RECORDED DATA:
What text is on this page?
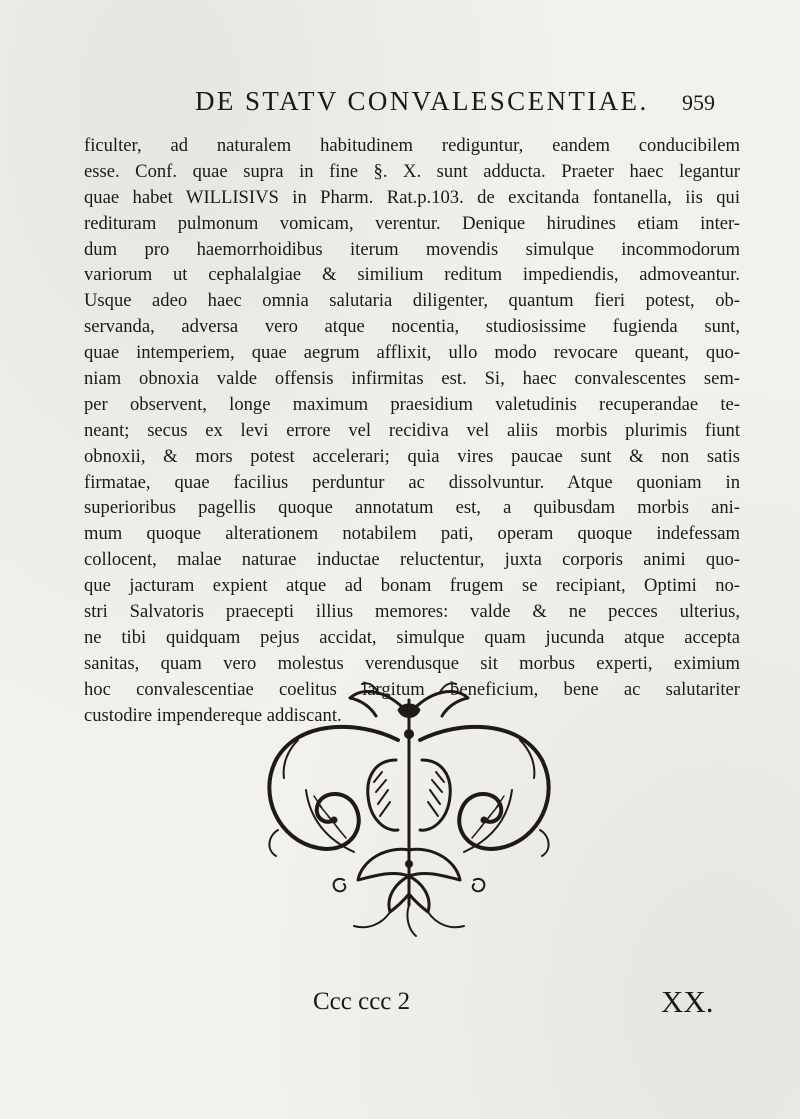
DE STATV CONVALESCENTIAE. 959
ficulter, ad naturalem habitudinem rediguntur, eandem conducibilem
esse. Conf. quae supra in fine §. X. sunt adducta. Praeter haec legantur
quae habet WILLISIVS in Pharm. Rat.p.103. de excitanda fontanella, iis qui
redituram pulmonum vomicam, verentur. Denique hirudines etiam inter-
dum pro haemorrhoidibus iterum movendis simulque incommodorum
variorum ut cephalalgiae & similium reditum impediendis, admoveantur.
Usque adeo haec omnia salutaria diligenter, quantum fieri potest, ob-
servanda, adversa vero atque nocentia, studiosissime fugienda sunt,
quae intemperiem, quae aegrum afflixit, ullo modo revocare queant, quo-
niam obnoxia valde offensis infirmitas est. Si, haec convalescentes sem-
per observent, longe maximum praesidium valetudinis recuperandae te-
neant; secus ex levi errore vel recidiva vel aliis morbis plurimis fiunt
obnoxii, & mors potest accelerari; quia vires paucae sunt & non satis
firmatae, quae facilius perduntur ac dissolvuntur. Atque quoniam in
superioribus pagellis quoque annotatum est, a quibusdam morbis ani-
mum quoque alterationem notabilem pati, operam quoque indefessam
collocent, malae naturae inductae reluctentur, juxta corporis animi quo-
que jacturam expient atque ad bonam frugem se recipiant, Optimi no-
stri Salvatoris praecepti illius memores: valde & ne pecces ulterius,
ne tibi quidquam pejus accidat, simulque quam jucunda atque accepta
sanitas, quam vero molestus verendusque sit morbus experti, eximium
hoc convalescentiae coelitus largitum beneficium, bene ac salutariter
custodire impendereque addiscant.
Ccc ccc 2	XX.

WRITTEN REQUEST: Determine how many lines in the data above contain the string "morbis". Give nothing except the number.

ANSWER TO THE PROBLEM: 2